YOUR INSTRUCTIONS: Present every line in which the string "this" appears.

EXERCISE MATERIALS:
──────

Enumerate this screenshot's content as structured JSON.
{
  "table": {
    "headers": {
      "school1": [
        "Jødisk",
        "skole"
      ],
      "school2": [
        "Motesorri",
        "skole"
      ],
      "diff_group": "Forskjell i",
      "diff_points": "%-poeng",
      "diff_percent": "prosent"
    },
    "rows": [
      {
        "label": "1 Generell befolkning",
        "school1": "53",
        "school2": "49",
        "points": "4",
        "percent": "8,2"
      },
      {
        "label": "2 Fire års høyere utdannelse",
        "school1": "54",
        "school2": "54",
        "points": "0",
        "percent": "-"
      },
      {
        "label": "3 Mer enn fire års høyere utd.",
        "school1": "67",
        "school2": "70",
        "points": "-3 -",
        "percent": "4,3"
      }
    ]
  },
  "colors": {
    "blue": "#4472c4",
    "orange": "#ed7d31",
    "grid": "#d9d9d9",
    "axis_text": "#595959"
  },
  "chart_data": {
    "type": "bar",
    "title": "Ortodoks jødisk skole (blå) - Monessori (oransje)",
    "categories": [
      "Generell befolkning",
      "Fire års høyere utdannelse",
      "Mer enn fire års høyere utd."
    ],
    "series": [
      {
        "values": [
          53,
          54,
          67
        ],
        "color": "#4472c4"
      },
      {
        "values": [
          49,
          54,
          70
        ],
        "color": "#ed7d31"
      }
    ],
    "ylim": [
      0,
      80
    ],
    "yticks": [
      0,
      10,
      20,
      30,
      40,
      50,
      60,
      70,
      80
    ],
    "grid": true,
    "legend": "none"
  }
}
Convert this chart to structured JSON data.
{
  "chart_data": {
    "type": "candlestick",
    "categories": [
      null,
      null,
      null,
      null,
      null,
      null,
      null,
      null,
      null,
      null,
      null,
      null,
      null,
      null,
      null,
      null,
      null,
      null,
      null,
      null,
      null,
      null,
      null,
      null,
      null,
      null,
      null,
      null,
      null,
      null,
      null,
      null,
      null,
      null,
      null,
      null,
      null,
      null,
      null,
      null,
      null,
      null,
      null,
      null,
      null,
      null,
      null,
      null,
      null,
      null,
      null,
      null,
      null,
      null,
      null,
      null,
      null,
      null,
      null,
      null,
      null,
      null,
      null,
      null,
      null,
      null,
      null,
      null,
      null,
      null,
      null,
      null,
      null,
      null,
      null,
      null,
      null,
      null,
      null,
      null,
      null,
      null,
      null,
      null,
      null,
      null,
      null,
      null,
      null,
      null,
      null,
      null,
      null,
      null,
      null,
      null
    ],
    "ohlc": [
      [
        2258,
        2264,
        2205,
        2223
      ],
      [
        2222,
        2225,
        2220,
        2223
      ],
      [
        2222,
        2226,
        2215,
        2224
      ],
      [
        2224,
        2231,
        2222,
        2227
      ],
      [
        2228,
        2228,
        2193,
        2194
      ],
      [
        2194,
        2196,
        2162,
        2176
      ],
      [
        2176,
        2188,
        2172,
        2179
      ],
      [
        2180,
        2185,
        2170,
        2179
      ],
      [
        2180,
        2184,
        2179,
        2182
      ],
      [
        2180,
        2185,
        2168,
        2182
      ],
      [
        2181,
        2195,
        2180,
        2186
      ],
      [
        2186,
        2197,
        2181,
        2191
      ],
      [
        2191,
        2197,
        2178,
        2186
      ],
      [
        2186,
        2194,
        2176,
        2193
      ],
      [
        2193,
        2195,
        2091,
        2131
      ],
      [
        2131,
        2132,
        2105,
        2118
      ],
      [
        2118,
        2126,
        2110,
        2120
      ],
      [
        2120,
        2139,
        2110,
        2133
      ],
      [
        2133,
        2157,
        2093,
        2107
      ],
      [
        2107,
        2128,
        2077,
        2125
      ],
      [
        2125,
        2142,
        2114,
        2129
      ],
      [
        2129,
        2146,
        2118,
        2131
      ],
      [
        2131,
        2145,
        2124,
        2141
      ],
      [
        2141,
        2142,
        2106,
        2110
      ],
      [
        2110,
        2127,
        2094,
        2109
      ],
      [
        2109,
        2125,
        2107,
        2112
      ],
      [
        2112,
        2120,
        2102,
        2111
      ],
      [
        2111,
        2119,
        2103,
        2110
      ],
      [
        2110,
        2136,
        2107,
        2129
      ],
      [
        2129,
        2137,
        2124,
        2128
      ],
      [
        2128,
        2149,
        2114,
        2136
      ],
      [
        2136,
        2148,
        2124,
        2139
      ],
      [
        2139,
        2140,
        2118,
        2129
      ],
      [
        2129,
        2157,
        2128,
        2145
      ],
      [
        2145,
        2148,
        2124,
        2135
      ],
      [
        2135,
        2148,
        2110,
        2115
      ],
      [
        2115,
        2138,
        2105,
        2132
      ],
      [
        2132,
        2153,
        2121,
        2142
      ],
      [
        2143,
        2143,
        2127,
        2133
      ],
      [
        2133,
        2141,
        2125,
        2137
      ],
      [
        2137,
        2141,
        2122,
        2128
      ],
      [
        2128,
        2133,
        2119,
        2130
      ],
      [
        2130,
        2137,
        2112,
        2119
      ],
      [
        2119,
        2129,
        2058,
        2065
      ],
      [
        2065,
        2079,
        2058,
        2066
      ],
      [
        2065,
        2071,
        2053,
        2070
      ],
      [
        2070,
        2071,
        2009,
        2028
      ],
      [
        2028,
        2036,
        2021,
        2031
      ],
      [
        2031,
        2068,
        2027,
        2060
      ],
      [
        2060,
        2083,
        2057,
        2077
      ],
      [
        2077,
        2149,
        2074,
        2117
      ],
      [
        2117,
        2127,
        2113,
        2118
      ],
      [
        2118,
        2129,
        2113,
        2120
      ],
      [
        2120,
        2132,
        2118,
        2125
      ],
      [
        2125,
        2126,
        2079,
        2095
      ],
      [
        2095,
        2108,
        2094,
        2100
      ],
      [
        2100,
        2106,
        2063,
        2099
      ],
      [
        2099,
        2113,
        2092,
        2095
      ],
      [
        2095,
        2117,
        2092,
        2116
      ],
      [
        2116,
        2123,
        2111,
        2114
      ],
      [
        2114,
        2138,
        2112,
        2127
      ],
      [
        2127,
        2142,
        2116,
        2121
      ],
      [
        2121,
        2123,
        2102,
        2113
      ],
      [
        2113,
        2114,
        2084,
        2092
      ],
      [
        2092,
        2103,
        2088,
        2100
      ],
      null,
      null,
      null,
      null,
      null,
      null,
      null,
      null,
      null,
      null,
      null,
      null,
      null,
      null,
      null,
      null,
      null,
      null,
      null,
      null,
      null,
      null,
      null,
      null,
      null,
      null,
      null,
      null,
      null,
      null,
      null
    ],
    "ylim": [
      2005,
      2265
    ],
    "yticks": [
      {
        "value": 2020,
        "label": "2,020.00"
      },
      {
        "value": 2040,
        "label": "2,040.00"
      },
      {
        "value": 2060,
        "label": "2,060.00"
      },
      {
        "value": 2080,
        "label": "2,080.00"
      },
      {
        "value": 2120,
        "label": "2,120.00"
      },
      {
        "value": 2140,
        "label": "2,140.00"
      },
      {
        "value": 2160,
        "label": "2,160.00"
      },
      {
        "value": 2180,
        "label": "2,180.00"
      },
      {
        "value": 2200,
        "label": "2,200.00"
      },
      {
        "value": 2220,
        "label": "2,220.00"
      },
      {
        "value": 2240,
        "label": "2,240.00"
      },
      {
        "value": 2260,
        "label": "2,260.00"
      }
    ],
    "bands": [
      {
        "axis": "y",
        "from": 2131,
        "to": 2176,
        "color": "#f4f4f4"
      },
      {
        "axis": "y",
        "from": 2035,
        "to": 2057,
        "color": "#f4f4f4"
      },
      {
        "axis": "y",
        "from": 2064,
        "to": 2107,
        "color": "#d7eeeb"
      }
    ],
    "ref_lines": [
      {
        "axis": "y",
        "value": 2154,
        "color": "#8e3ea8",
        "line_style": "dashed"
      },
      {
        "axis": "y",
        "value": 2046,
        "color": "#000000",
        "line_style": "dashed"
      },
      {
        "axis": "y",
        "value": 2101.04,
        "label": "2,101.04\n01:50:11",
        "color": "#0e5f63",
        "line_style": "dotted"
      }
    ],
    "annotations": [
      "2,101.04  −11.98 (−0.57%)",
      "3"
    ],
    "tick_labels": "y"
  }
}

──────

FINAL RESULT:
Enumerate this screenshot's content as structured JSON.
Convert this chart to structured JSON data.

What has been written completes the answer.